[Exercise input]
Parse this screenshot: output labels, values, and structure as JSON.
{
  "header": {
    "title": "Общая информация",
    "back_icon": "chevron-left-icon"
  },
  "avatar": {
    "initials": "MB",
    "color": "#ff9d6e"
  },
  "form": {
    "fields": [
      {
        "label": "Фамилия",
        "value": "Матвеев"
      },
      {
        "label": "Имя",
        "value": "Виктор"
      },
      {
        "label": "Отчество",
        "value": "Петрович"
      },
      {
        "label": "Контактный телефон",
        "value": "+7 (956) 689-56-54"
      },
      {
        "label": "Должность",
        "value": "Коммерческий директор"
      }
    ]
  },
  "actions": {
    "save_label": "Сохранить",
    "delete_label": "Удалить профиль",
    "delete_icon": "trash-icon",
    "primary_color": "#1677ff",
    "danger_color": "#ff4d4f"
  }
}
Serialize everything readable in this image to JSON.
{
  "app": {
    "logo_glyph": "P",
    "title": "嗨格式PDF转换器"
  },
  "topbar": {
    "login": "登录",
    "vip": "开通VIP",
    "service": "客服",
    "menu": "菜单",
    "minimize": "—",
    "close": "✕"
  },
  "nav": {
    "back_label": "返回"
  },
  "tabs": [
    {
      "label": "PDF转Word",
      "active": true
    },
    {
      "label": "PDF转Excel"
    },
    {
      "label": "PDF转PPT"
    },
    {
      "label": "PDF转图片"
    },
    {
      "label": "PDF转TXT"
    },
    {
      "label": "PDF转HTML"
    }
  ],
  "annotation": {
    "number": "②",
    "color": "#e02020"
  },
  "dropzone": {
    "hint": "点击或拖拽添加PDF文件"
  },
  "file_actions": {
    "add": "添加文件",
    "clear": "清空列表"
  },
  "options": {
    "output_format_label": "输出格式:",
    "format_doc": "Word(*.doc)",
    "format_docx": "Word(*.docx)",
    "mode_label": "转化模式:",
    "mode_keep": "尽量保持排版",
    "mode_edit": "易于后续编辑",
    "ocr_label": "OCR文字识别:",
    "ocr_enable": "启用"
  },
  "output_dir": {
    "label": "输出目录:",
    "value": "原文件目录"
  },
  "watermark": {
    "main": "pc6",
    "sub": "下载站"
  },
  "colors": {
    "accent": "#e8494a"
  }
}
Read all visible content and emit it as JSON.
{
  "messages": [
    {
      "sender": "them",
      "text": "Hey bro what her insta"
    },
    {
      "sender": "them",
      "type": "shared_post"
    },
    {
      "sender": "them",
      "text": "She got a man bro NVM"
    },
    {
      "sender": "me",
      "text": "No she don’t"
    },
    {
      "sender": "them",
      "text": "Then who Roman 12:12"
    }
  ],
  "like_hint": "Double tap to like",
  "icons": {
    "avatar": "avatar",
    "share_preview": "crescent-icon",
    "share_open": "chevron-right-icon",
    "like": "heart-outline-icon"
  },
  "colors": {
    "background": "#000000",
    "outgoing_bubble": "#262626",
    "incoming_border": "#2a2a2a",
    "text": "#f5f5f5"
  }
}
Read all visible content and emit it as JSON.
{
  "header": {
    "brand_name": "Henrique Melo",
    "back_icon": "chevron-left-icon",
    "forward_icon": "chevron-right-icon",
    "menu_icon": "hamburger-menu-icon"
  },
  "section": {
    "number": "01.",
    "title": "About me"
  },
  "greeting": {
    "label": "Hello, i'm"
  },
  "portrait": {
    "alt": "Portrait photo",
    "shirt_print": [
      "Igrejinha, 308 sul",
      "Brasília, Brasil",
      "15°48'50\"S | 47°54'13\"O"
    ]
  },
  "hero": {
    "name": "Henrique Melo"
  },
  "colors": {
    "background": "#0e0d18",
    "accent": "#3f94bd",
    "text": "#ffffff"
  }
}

[What you will do]
Of the lines above, how many hold the word "like"? Say the number alone.

[Worked solution]
2